▸ **Problem to work on**:
Every record below should be transcribed exactly. Omit the images.

▸ **Material to process**:
--- BEGIN ---
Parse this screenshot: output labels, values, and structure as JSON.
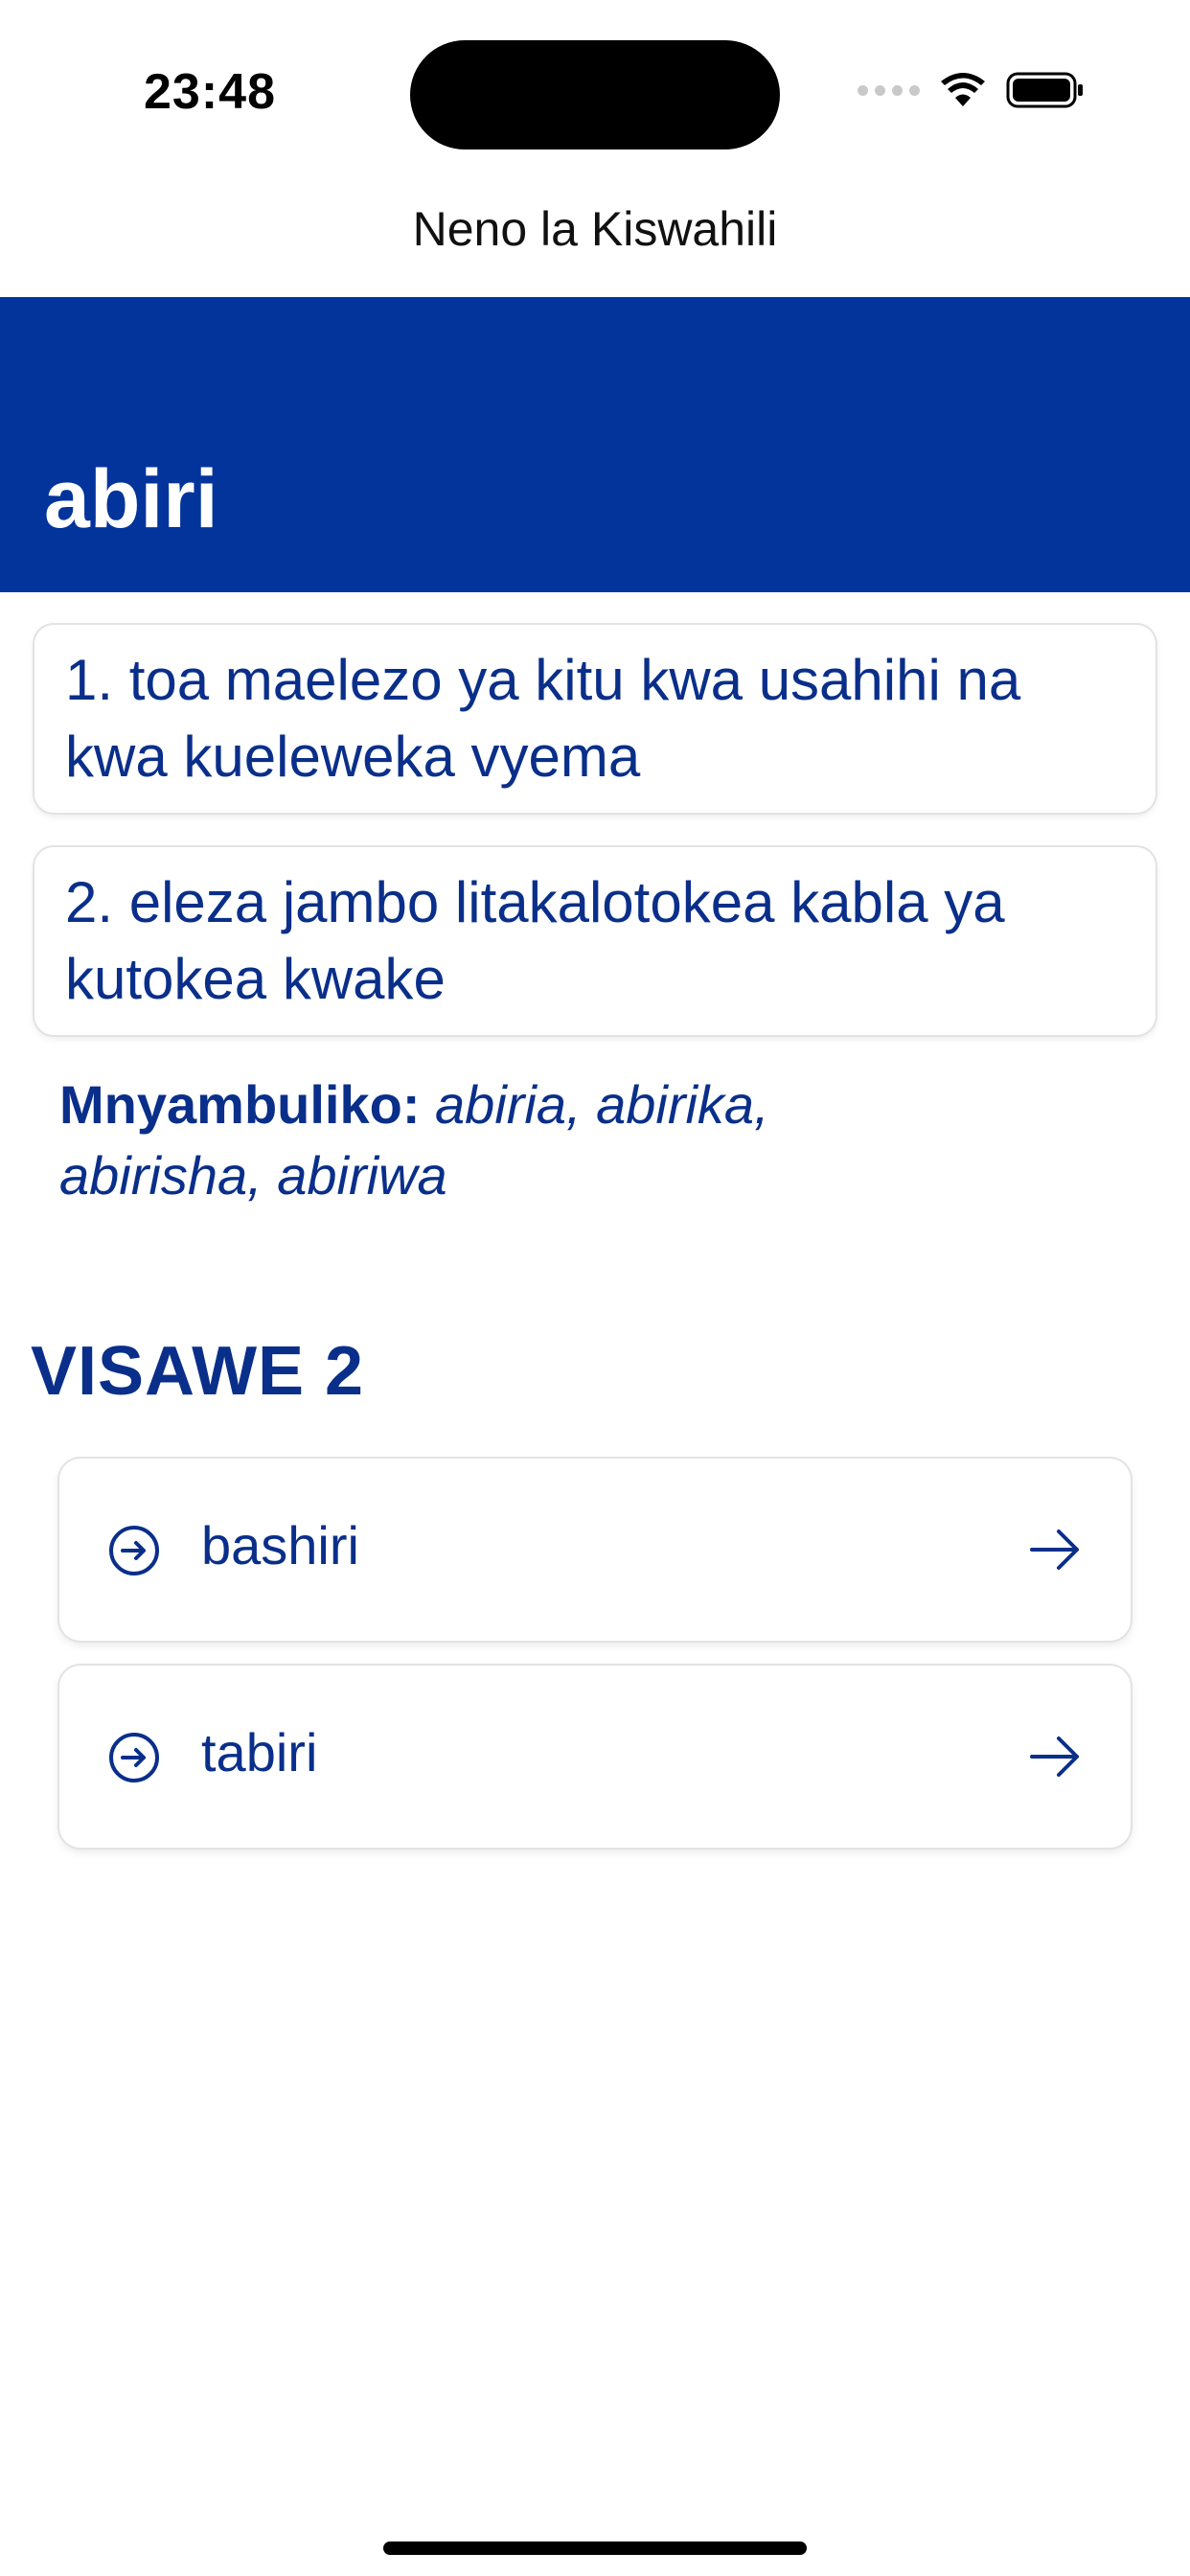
{
  "status_bar": {
    "time": "23:48"
  },
  "nav": {
    "title": "Neno la Kiswahili"
  },
  "word": {
    "headword": "abiri"
  },
  "definitions": [
    {
      "text": "1. toa maelezo ya kitu kwa usahihi na kwa kueleweka vyema"
    },
    {
      "text": "2. eleza jambo litakalotokea kabla ya kutokea kwake"
    }
  ],
  "derivatives": {
    "label": "Mnyambuliko:",
    "values": "abiria, abirika, abirisha, abiriwa"
  },
  "synonyms": {
    "heading": "VISAWE 2",
    "items": [
      {
        "label": "bashiri",
        "lead_icon": "circle-arrow-right-icon",
        "trail_icon": "arrow-right-icon"
      },
      {
        "label": "tabiri",
        "lead_icon": "circle-arrow-right-icon",
        "trail_icon": "arrow-right-icon"
      }
    ]
  },
  "colors": {
    "brand_blue": "#02349c",
    "text_blue": "#0a2f8a",
    "background": "#ffffff"
  }
}
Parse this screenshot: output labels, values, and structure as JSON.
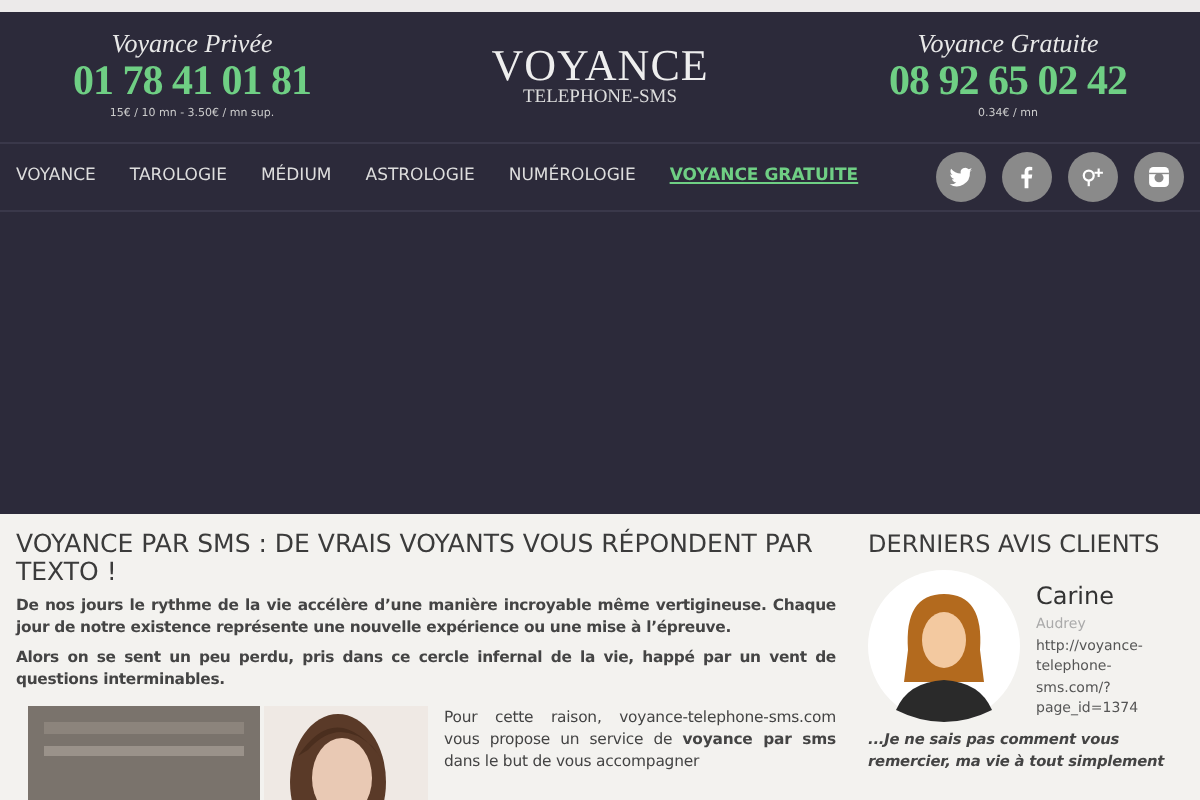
{
  "header": {
    "phones": [
      {
        "title": "Voyance Privée",
        "number": "01 78 41 01 81",
        "price": "15€ / 10 mn - 3.50€ / mn sup."
      },
      {
        "title": "Voyance Gratuite",
        "number": "08 92 65 02 42",
        "price": "0.34€ / mn"
      }
    ],
    "logo": {
      "title": "VOYANCE",
      "subtitle": "TELEPHONE-SMS"
    }
  },
  "nav": {
    "items": [
      {
        "label": "VOYANCE",
        "selected": false
      },
      {
        "label": "TAROLOGIE",
        "selected": false
      },
      {
        "label": "MÉDIUM",
        "selected": false
      },
      {
        "label": "ASTROLOGIE",
        "selected": false
      },
      {
        "label": "NUMÉROLOGIE",
        "selected": false
      },
      {
        "label": "VOYANCE GRATUITE",
        "selected": true
      }
    ],
    "social": [
      {
        "kind": "twitter"
      },
      {
        "kind": "facebook"
      },
      {
        "kind": "googleplus"
      },
      {
        "kind": "instagram"
      }
    ]
  },
  "article": {
    "title": "VOYANCE PAR SMS : DE VRAIS VOYANTS VOUS RÉPONDENT PAR TEXTO !",
    "paragraphs": [
      "De nos jours le rythme de la vie accélère d’une manière incroyable même vertigineuse. Chaque jour de notre existence représente une nouvelle expérience ou une mise à l’épreuve.",
      "Alors on se sent un peu perdu, pris dans ce cercle infernal de la vie, happé par un vent de questions interminables."
    ],
    "side_text": "Pour cette raison, voyance-telephone-sms.com vous propose un service de **voyance par sms** dans le but de vous accompagner"
  },
  "sidebar": {
    "title": "DERNIERS AVIS CLIENTS",
    "review": {
      "name": "Carine",
      "author": "Audrey",
      "link": "http://voyance-telephone-sms.com/?page_id=1374",
      "quote": "...Je ne sais pas comment vous remercier, ma vie à tout simplement"
    }
  }
}
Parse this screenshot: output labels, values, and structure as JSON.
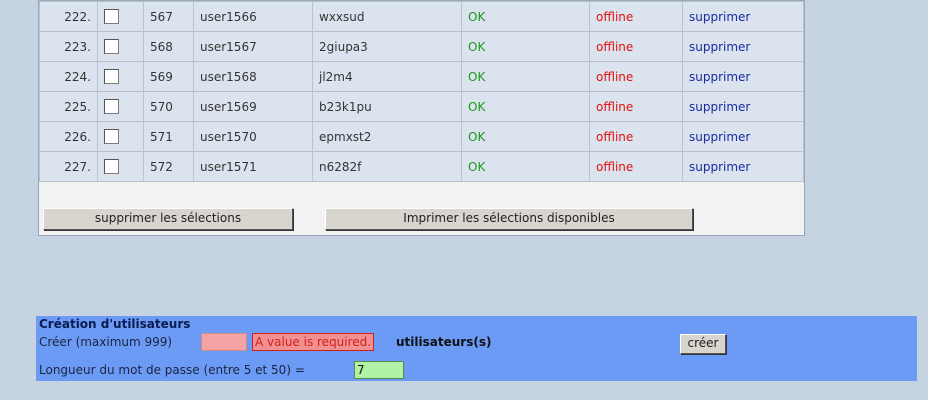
{
  "table": {
    "rows": [
      {
        "num": "222.",
        "id": "567",
        "user": "user1566",
        "password": "wxxsud",
        "status": "OK",
        "online": "offline",
        "action": "supprimer"
      },
      {
        "num": "223.",
        "id": "568",
        "user": "user1567",
        "password": "2giupa3",
        "status": "OK",
        "online": "offline",
        "action": "supprimer"
      },
      {
        "num": "224.",
        "id": "569",
        "user": "user1568",
        "password": "jl2m4",
        "status": "OK",
        "online": "offline",
        "action": "supprimer"
      },
      {
        "num": "225.",
        "id": "570",
        "user": "user1569",
        "password": "b23k1pu",
        "status": "OK",
        "online": "offline",
        "action": "supprimer"
      },
      {
        "num": "226.",
        "id": "571",
        "user": "user1570",
        "password": "epmxst2",
        "status": "OK",
        "online": "offline",
        "action": "supprimer"
      },
      {
        "num": "227.",
        "id": "572",
        "user": "user1571",
        "password": "n6282f",
        "status": "OK",
        "online": "offline",
        "action": "supprimer"
      }
    ],
    "delete_selected_label": "supprimer les sélections",
    "print_selected_label": "Imprimer les sélections disponibles"
  },
  "creation": {
    "title": "Création d'utilisateurs",
    "create_label": "Créer (maximum 999)",
    "create_value": "",
    "error_text": "A value is required.",
    "units_label": "utilisateurs(s)",
    "create_button": "créer",
    "length_label": "Longueur du mot de passe (entre 5 et 50) =",
    "length_value": "7"
  },
  "colors": {
    "background": "#c6d3e3",
    "panel": "#6c9bf5",
    "ok": "#1a9a1a",
    "offline": "#e01010",
    "link": "#1a2aa0",
    "error": "#d12020"
  }
}
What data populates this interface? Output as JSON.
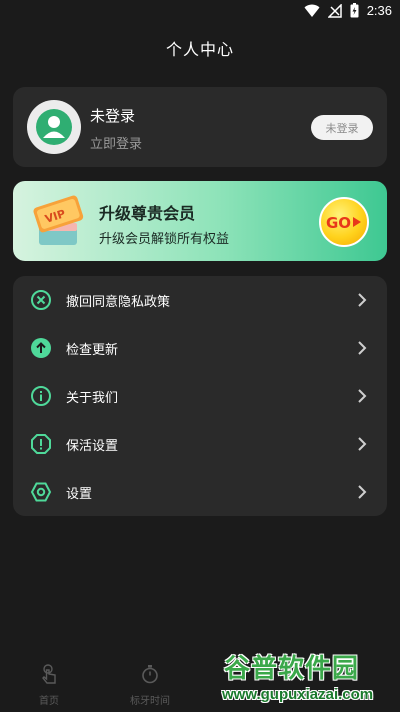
{
  "status_bar": {
    "time": "2:36",
    "icons": [
      "wifi-icon",
      "signal-off-icon",
      "battery-charging-icon"
    ]
  },
  "header": {
    "title": "个人中心"
  },
  "profile": {
    "name": "未登录",
    "login_link": "立即登录",
    "login_button": "未登录",
    "avatar_icon": "user-icon"
  },
  "vip": {
    "title": "升级尊贵会员",
    "subtitle": "升级会员解锁所有权益",
    "ticket_text": "VIP",
    "go_label": "GO",
    "accent_start": "#d6f3df",
    "accent_end": "#3ec892"
  },
  "menu": {
    "items": [
      {
        "label": "撤回同意隐私政策",
        "icon": "revoke-x-icon"
      },
      {
        "label": "检查更新",
        "icon": "update-arrow-icon"
      },
      {
        "label": "关于我们",
        "icon": "info-icon"
      },
      {
        "label": "保活设置",
        "icon": "keep-alive-icon"
      },
      {
        "label": "设置",
        "icon": "settings-icon"
      }
    ],
    "icon_color": "#4fd99a"
  },
  "bottom_nav": {
    "items": [
      {
        "label": "首页",
        "icon": "home-touch-icon"
      },
      {
        "label": "标牙时间",
        "icon": "timer-icon"
      }
    ]
  },
  "watermark": {
    "title": "谷普软件园",
    "url": "www.gupuxiazai.com"
  }
}
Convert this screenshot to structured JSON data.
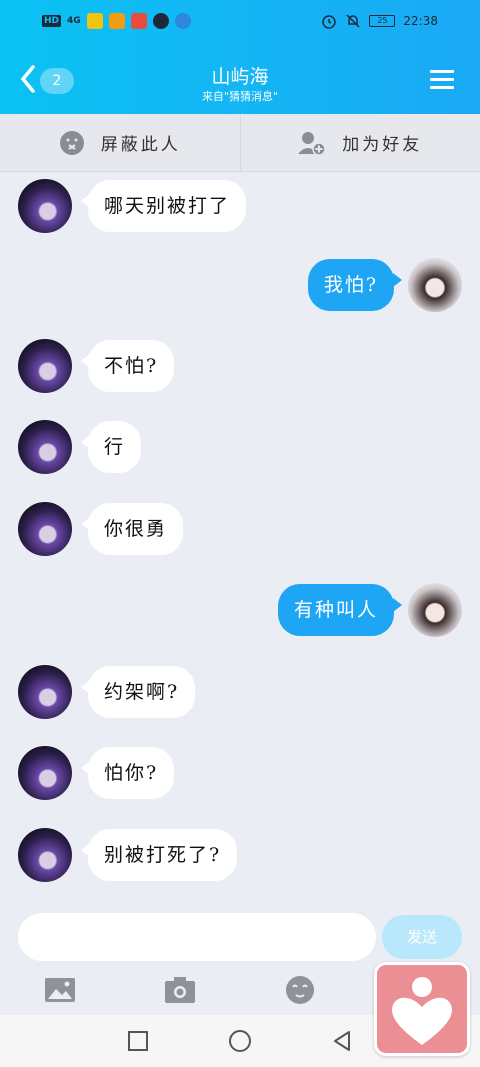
{
  "status_bar": {
    "hd": "HD",
    "signal": "4G",
    "battery": "25",
    "time": "22:38"
  },
  "header": {
    "back_badge": "2",
    "title": "山屿海",
    "subtitle": "来自\"猜猜消息\""
  },
  "actions": {
    "block": "屏蔽此人",
    "add_friend": "加为好友"
  },
  "messages": [
    {
      "side": "in",
      "text": "哪天别被打了"
    },
    {
      "side": "out",
      "text": "我怕?"
    },
    {
      "side": "in",
      "text": "不怕?"
    },
    {
      "side": "in",
      "text": "行"
    },
    {
      "side": "in",
      "text": "你很勇"
    },
    {
      "side": "out",
      "text": "有种叫人"
    },
    {
      "side": "in",
      "text": "约架啊?"
    },
    {
      "side": "in",
      "text": "怕你?"
    },
    {
      "side": "in",
      "text": "别被打死了?"
    }
  ],
  "composer": {
    "input_value": "",
    "placeholder": "",
    "send_label": "发送"
  },
  "toolbar_icons": [
    "image-icon",
    "camera-icon",
    "emoji-icon"
  ],
  "colors": {
    "header_start": "#0ac2f3",
    "header_end": "#1aa9f5",
    "outgoing_bubble": "#1ea6f5",
    "incoming_bubble": "#ffffff",
    "send_button": "#b9e7fb",
    "floating_widget": "#ec8f95"
  }
}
--- END ---
▸ **Exercise response**:
Parse this screenshot: output labels, values, and structure as JSON.
{
  "status_bar": {
    "time": "23:48"
  },
  "nav": {
    "title": "Neno la Kiswahili"
  },
  "word": {
    "headword": "abiri"
  },
  "definitions": [
    {
      "text": "1. toa maelezo ya kitu kwa usahihi na kwa kueleweka vyema"
    },
    {
      "text": "2. eleza jambo litakalotokea kabla ya kutokea kwake"
    }
  ],
  "derivatives": {
    "label": "Mnyambuliko:",
    "values": "abiria, abirika, abirisha, abiriwa"
  },
  "synonyms": {
    "heading": "VISAWE 2",
    "items": [
      {
        "label": "bashiri",
        "lead_icon": "circle-arrow-right-icon",
        "trail_icon": "arrow-right-icon"
      },
      {
        "label": "tabiri",
        "lead_icon": "circle-arrow-right-icon",
        "trail_icon": "arrow-right-icon"
      }
    ]
  },
  "colors": {
    "brand_blue": "#02349c",
    "text_blue": "#0a2f8a",
    "background": "#ffffff"
  }
}
Parse this screenshot: output labels, values, and structure as JSON.
{
  "header": {
    "phones": [
      {
        "title": "Voyance Privée",
        "number": "01 78 41 01 81",
        "price": "15€ / 10 mn - 3.50€ / mn sup."
      },
      {
        "title": "Voyance Gratuite",
        "number": "08 92 65 02 42",
        "price": "0.34€ / mn"
      }
    ],
    "logo": {
      "title": "VOYANCE",
      "subtitle": "TELEPHONE-SMS"
    }
  },
  "nav": {
    "items": [
      {
        "label": "VOYANCE",
        "selected": false
      },
      {
        "label": "TAROLOGIE",
        "selected": false
      },
      {
        "label": "MÉDIUM",
        "selected": false
      },
      {
        "label": "ASTROLOGIE",
        "selected": false
      },
      {
        "label": "NUMÉROLOGIE",
        "selected": false
      },
      {
        "label": "VOYANCE GRATUITE",
        "selected": true
      }
    ],
    "social": [
      {
        "kind": "twitter"
      },
      {
        "kind": "facebook"
      },
      {
        "kind": "googleplus"
      },
      {
        "kind": "instagram"
      }
    ]
  },
  "article": {
    "title": "VOYANCE PAR SMS : DE VRAIS VOYANTS VOUS RÉPONDENT PAR TEXTO !",
    "paragraphs": [
      "De nos jours le rythme de la vie accélère d’une manière incroyable même vertigineuse. Chaque jour de notre existence représente une nouvelle expérience ou une mise à l’épreuve.",
      "Alors on se sent un peu perdu, pris dans ce cercle infernal de la vie, happé par un vent de questions interminables."
    ],
    "side_text": "Pour cette raison, voyance-telephone-sms.com vous propose un service de **voyance par sms** dans le but de vous accompagner"
  },
  "sidebar": {
    "title": "DERNIERS AVIS CLIENTS",
    "review": {
      "name": "Carine",
      "author": "Audrey",
      "link": "http://voyance-telephone-sms.com/?page_id=1374",
      "quote": "...Je ne sais pas comment vous remercier, ma vie à tout simplement"
    }
  }
}
Parse this screenshot: output labels, values, and structure as JSON.
{
  "table": {
    "rows": [
      {
        "num": "222.",
        "id": "567",
        "user": "user1566",
        "password": "wxxsud",
        "status": "OK",
        "online": "offline",
        "action": "supprimer"
      },
      {
        "num": "223.",
        "id": "568",
        "user": "user1567",
        "password": "2giupa3",
        "status": "OK",
        "online": "offline",
        "action": "supprimer"
      },
      {
        "num": "224.",
        "id": "569",
        "user": "user1568",
        "password": "jl2m4",
        "status": "OK",
        "online": "offline",
        "action": "supprimer"
      },
      {
        "num": "225.",
        "id": "570",
        "user": "user1569",
        "password": "b23k1pu",
        "status": "OK",
        "online": "offline",
        "action": "supprimer"
      },
      {
        "num": "226.",
        "id": "571",
        "user": "user1570",
        "password": "epmxst2",
        "status": "OK",
        "online": "offline",
        "action": "supprimer"
      },
      {
        "num": "227.",
        "id": "572",
        "user": "user1571",
        "password": "n6282f",
        "status": "OK",
        "online": "offline",
        "action": "supprimer"
      }
    ],
    "delete_selected_label": "supprimer les sélections",
    "print_selected_label": "Imprimer les sélections disponibles"
  },
  "creation": {
    "title": "Création d'utilisateurs",
    "create_label": "Créer (maximum 999)",
    "create_value": "",
    "error_text": "A value is required.",
    "units_label": "utilisateurs(s)",
    "create_button": "créer",
    "length_label": "Longueur du mot de passe (entre 5 et 50) =",
    "length_value": "7"
  },
  "colors": {
    "background": "#c6d3e3",
    "panel": "#6c9bf5",
    "ok": "#1a9a1a",
    "offline": "#e01010",
    "link": "#1a2aa0",
    "error": "#d12020"
  }
}
What data populates this interface? Output as JSON.
{
  "status_bar": {
    "time": "2:36",
    "icons": [
      "wifi-icon",
      "signal-off-icon",
      "battery-charging-icon"
    ]
  },
  "header": {
    "title": "个人中心"
  },
  "profile": {
    "name": "未登录",
    "login_link": "立即登录",
    "login_button": "未登录",
    "avatar_icon": "user-icon"
  },
  "vip": {
    "title": "升级尊贵会员",
    "subtitle": "升级会员解锁所有权益",
    "ticket_text": "VIP",
    "go_label": "GO",
    "accent_start": "#d6f3df",
    "accent_end": "#3ec892"
  },
  "menu": {
    "items": [
      {
        "label": "撤回同意隐私政策",
        "icon": "revoke-x-icon"
      },
      {
        "label": "检查更新",
        "icon": "update-arrow-icon"
      },
      {
        "label": "关于我们",
        "icon": "info-icon"
      },
      {
        "label": "保活设置",
        "icon": "keep-alive-icon"
      },
      {
        "label": "设置",
        "icon": "settings-icon"
      }
    ],
    "icon_color": "#4fd99a"
  },
  "bottom_nav": {
    "items": [
      {
        "label": "首页",
        "icon": "home-touch-icon"
      },
      {
        "label": "标牙时间",
        "icon": "timer-icon"
      }
    ]
  },
  "watermark": {
    "title": "谷普软件园",
    "url": "www.gupuxiazai.com"
  }
}
Convert this screenshot to structured JSON data.
{
  "status_bar": {
    "hd": "HD",
    "signal": "4G",
    "battery": "25",
    "time": "22:38"
  },
  "header": {
    "back_badge": "2",
    "title": "山屿海",
    "subtitle": "来自\"猜猜消息\""
  },
  "actions": {
    "block": "屏蔽此人",
    "add_friend": "加为好友"
  },
  "messages": [
    {
      "side": "in",
      "text": "哪天别被打了"
    },
    {
      "side": "out",
      "text": "我怕?"
    },
    {
      "side": "in",
      "text": "不怕?"
    },
    {
      "side": "in",
      "text": "行"
    },
    {
      "side": "in",
      "text": "你很勇"
    },
    {
      "side": "out",
      "text": "有种叫人"
    },
    {
      "side": "in",
      "text": "约架啊?"
    },
    {
      "side": "in",
      "text": "怕你?"
    },
    {
      "side": "in",
      "text": "别被打死了?"
    }
  ],
  "composer": {
    "input_value": "",
    "placeholder": "",
    "send_label": "发送"
  },
  "toolbar_icons": [
    "image-icon",
    "camera-icon",
    "emoji-icon"
  ],
  "colors": {
    "header_start": "#0ac2f3",
    "header_end": "#1aa9f5",
    "outgoing_bubble": "#1ea6f5",
    "incoming_bubble": "#ffffff",
    "send_button": "#b9e7fb",
    "floating_widget": "#ec8f95"
  }
}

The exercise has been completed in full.